+++ Records for processing +++

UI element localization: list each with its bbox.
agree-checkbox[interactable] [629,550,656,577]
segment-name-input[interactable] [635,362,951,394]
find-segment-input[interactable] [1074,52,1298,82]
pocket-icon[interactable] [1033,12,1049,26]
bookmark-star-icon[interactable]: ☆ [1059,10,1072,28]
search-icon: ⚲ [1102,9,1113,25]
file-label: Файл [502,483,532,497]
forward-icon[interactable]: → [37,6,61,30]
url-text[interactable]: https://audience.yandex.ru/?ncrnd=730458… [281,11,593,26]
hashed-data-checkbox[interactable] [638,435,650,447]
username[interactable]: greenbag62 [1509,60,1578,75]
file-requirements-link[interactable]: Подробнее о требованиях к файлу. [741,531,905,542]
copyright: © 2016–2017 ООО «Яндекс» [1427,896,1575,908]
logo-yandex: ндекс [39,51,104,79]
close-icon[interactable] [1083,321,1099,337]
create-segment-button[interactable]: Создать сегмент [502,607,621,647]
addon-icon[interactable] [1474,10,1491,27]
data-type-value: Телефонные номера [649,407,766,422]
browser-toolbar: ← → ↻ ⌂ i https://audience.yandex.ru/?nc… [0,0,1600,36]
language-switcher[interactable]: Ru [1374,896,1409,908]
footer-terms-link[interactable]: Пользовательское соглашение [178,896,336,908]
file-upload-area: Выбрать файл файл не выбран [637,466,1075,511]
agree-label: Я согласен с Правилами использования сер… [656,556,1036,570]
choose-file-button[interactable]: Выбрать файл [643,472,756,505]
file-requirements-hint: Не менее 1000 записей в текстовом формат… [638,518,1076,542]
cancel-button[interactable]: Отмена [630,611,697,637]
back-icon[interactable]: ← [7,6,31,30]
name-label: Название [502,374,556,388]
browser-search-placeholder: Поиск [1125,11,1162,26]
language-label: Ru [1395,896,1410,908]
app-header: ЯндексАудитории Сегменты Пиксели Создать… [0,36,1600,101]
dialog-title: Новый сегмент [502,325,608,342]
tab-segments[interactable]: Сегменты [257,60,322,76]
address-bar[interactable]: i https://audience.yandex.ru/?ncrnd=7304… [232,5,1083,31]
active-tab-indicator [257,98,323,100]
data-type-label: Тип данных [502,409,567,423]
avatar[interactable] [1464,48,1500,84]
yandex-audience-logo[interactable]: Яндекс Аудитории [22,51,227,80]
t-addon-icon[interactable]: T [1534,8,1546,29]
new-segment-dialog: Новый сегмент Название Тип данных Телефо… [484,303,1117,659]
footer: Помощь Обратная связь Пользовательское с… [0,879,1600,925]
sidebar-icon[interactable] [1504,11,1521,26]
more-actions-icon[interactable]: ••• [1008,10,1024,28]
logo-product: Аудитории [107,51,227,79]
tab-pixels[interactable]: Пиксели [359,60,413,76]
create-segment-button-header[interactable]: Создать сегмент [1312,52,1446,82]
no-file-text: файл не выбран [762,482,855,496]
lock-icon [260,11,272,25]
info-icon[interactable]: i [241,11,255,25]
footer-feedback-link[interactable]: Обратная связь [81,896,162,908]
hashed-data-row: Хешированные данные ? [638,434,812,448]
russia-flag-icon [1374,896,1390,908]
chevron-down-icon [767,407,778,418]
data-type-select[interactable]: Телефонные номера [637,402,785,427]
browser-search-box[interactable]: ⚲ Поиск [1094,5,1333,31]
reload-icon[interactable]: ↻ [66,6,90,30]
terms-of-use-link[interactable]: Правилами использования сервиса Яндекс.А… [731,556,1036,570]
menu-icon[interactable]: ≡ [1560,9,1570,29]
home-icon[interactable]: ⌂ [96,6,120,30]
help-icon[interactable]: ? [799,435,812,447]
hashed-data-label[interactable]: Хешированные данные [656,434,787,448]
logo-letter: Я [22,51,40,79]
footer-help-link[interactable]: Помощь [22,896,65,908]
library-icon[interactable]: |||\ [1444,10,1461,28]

+++

Work required: Render the lines above as a Markdown table with the columns "Row" and "Line", starting at the first line and ending at the line that contains "file-requirements-hint: Не менее". Leave out blank lines.

Final result:
| Row | Line |
|---|---|
| 1 | UI element localization: list each with its bbox. |
| 2 | agree-checkbox[interactable] [629,550,656,577] |
| 3 | segment-name-input[interactable] [635,362,951,394] |
| 4 | find-segment-input[interactable] [1074,52,1298,82] |
| 5 | pocket-icon[interactable] [1033,12,1049,26] |
| 6 | bookmark-star-icon[interactable]: ☆ [1059,10,1072,28] |
| 7 | search-icon: ⚲ [1102,9,1113,25] |
| 8 | file-label: Файл [502,483,532,497] |
| 9 | forward-icon[interactable]: → [37,6,61,30] |
| 10 | url-text[interactable]: https://audience.yandex.ru/?ncrnd=730458… [281,11,593,26] |
| 11 | hashed-data-checkbox[interactable] [638,435,650,447] |
| 12 | username[interactable]: greenbag62 [1509,60,1578,75] |
| 13 | file-requirements-link[interactable]: Подробнее о требованиях к файлу. [741,531,905,542] |
| 14 | copyright: © 2016–2017 ООО «Яндекс» [1427,896,1575,908] |
| 15 | logo-yandex: ндекс [39,51,104,79] |
| 16 | close-icon[interactable] [1083,321,1099,337] |
| 17 | create-segment-button[interactable]: Создать сегмент [502,607,621,647] |
| 18 | addon-icon[interactable] [1474,10,1491,27] |
| 19 | data-type-value: Телефонные номера [649,407,766,422] |
| 20 | browser-toolbar: ← → ↻ ⌂ i https://audience.yandex.ru/?nc… [0,0,1600,36] |
| 21 | language-switcher[interactable]: Ru [1374,896,1409,908] |
| 22 | footer-terms-link[interactable]: Пользовательское соглашение [178,896,336,908] |
| 23 | file-upload-area: Выбрать файл файл не выбран [637,466,1075,511] |
| 24 | agree-label: Я согласен с Правилами использования сер… [656,556,1036,570] |
| 25 | choose-file-button[interactable]: Выбрать файл [643,472,756,505] |
| 26 | file-requirements-hint: Не менее 1000 записей в текстовом формат… [638,518,1076,542] |